→ **EXTRACTED TEXT**
== == ==
With all of this in mind, it’s no wonder the Gambians see my white skin and wonder what I can give them. With all of this aid coming in, many of them have forgotten that it is possible to achieve some of these things themselves… if someone doesn’t bring it to them, or take them out of the country to get it themselves, then they will just have to be without it. Some of the more cynical Peace Corps volunteers that I have met have suggested that perhaps the best thing we could do for the Gambia is to pull all our aid out of this country. They reason that as long as aid keeps coming, the people here have no need to work toward sustainability… if something breaks down, they can hope that replacements will come. While I disagree with this mentality, I understand the frustration and experiences that have led them to this point of view. After all, they didn’t arrive here feeling this way, or they would never have come at all. It is their experiences that have shaped that opinion. Last week, we celebrated the 40th anniversary of the Peace Corps in the Gambia, which is impressive in many ways. But in some ways it can be discouraging. After all, we are still working towards the same goals that the first Peace Corps volunteers began here 40 years ago. This is when I remind myself that development takes time… America spent more than 40 years to get to the point that it’s at now. And there have been vast improvements here in the quality of life because of organizations like the Peace Corps.
== == ==
→ **PROBLEM 1**
Can you summarize the passage on aid in the Gambia in two sentences?
→ **PROBLEM 2**
Resume the passage on aid in the Gambia after its final sentence.

Stored data:
== == ==
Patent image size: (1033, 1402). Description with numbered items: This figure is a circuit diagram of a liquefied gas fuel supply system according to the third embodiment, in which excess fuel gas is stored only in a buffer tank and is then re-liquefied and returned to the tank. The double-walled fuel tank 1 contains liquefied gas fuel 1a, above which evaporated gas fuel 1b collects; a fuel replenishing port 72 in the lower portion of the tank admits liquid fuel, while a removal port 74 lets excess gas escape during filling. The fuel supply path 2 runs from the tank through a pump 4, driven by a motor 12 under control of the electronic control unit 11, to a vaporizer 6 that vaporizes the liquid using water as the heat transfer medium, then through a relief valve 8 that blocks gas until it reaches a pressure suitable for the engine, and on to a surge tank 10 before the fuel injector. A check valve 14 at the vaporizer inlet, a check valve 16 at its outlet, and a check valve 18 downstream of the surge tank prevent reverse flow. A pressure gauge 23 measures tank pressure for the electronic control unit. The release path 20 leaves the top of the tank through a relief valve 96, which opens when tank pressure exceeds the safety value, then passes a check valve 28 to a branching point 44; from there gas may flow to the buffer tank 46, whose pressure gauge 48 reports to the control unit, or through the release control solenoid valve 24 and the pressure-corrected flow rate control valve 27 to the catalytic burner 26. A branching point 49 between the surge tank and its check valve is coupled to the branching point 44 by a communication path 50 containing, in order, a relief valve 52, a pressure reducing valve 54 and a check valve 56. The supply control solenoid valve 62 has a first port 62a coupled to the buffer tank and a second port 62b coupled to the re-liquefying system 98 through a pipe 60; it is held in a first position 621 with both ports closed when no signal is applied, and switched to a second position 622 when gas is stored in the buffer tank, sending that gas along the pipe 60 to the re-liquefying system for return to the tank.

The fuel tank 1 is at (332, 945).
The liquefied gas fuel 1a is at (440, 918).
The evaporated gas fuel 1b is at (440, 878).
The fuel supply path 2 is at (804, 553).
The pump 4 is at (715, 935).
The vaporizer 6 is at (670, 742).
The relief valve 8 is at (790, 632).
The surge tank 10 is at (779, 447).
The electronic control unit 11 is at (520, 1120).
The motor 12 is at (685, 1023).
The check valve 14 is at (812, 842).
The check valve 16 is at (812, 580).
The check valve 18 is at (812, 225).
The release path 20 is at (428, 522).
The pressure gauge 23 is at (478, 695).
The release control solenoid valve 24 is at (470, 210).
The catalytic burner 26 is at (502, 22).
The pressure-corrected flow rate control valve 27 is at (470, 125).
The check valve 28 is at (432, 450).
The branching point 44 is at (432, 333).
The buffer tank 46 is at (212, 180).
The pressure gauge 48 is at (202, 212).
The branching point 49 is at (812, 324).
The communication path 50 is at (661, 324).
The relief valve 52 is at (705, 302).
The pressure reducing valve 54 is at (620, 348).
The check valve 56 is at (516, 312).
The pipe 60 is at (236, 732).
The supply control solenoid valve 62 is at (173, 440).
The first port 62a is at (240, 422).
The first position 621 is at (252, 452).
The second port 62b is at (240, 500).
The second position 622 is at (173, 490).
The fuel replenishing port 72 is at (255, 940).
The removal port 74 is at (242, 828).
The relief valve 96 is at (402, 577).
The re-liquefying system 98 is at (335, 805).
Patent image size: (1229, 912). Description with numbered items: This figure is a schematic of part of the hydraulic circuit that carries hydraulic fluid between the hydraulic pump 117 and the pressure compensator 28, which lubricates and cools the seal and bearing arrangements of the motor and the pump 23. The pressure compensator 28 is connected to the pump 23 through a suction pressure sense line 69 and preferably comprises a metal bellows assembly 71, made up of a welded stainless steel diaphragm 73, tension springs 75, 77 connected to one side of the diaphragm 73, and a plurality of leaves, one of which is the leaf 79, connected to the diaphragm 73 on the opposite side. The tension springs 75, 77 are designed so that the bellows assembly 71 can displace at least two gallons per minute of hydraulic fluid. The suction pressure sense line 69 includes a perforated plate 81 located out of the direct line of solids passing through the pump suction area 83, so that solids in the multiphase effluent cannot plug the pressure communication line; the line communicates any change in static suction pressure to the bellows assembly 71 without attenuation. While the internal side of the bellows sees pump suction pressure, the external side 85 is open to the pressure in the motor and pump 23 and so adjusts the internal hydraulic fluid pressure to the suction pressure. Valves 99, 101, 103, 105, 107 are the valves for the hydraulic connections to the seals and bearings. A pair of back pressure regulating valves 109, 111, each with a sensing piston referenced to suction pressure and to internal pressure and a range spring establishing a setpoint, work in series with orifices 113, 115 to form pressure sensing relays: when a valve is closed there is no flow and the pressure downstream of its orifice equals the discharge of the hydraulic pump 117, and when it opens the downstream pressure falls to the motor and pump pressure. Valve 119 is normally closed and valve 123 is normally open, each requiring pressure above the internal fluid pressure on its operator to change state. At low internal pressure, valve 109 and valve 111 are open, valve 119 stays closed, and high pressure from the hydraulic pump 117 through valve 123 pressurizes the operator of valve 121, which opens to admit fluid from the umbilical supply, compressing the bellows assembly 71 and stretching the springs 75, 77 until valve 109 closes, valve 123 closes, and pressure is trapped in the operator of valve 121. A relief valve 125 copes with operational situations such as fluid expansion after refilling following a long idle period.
== == ==
→ **ANSWER BOX 1**
The writer sees Gambians looking to white foreigners for help because steady aid has made many forget they can achieve things themselves, and some cynical Peace Corps volunteers, shaped by their experiences, suggest pulling all aid out, a view the writer disagrees with but understands. The Peace Corps' 40th anniversary in the Gambia is impressive yet discouraging since volunteers still pursue the same goals, but the writer recalls that development takes time and that groups like the Peace Corps have greatly improved quality of life there.

→ **ANSWER BOX 2**
Regardless of all of these thoughts, I do truly enjoy the people and the culture. Yesterday, some of my students went out into the community to look for donations towards a training camp that they want to have at school for a new organization called Ambassadors for Peace. On foot, they covered the entire village of Fatoto and the surrounding villages. They returned with over 400 dalasi in donations from different people. I read their record book, and I saw that most people paid anywhere from 5 to 25 dalasi… which isn’t much, but for many, it’s more than what they have. It is a reflection of how generous the Gambian people can be with the little that they have. I can’t tell you how often students or just random villagers have brought me small gifts of food or hand made trinkets. My brother, Abdoulie, has spent his free time (which isn’t much) every afternoon in the past few weeks collecting wood from the bush to construct a fence for me around the plot of land that I will be using for my garden. Without a fence, there is no point in planting anything. The animals are roaming freely now, and will demolish my poor garden before it even has a chance to start growing. It is tough work, cutting down wood and hauling it to the compound, but he does it without complaint and refuses to let me help. A number of people, including students, friends, and even one of the care-takers at school have offered to wash my clothes for me. While this is tempting, I’ve actually begun to enjoy my clothes-washing sessions. It’s nice to do some hands-on work… and there's something gratifying in knowing that I can do it myself.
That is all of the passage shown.